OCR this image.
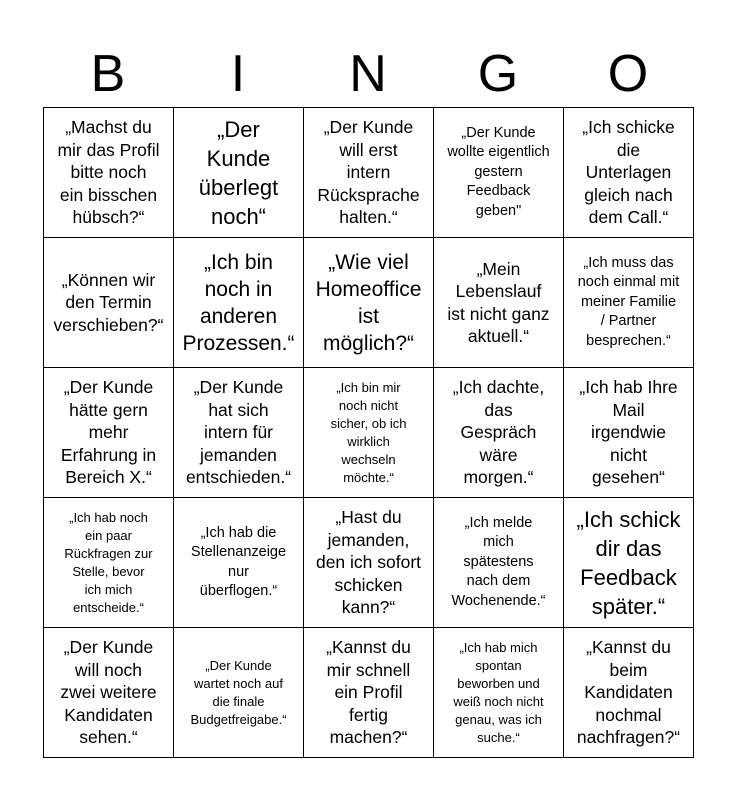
B	I	N	G	O
„Machst du
mir das Profil
bitte noch
ein bisschen
hübsch?“
„Der
Kunde
überlegt
noch“
„Der Kunde
will erst
intern
Rücksprache
halten.“
„Der Kunde
wollte eigentlich
gestern
Feedback
geben"
„Ich schicke
die
Unterlagen
gleich nach
dem Call.“
„Können wir
den Termin
verschieben?“
„Ich bin
noch in
anderen
Prozessen.“
„Wie viel
Homeoffice
ist
möglich?“
„Mein
Lebenslauf
ist nicht ganz
aktuell.“
„Ich muss das
noch einmal mit
meiner Familie
/ Partner
besprechen.“
„Der Kunde
hätte gern
mehr
Erfahrung in
Bereich X.“
„Der Kunde
hat sich
intern für
jemanden
entschieden.“
„Ich bin mir
noch nicht
sicher, ob ich
wirklich
wechseln
möchte.“
„Ich dachte,
das
Gespräch
wäre
morgen.“
„Ich hab Ihre
Mail
irgendwie
nicht
gesehen“
„Ich hab noch
ein paar
Rückfragen zur
Stelle, bevor
ich mich
entscheide.“
„Ich hab die
Stellenanzeige
nur
überflogen.“
„Hast du
jemanden,
den ich sofort
schicken
kann?“
„Ich melde
mich
spätestens
nach dem
Wochenende.“
„Ich schick
dir das
Feedback
später.“
„Der Kunde
will noch
zwei weitere
Kandidaten
sehen.“
„Der Kunde
wartet noch auf
die finale
Budgetfreigabe.“
„Kannst du
mir schnell
ein Profil
fertig
machen?“
„Ich hab mich
spontan
beworben und
weiß noch nicht
genau, was ich
suche.“
„Kannst du
beim
Kandidaten
nochmal
nachfragen?“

— WHAT TO DO —
Identify how many lines in the entries above include the string "nicht", then state that number alone.

— FULL SOLUTION —
4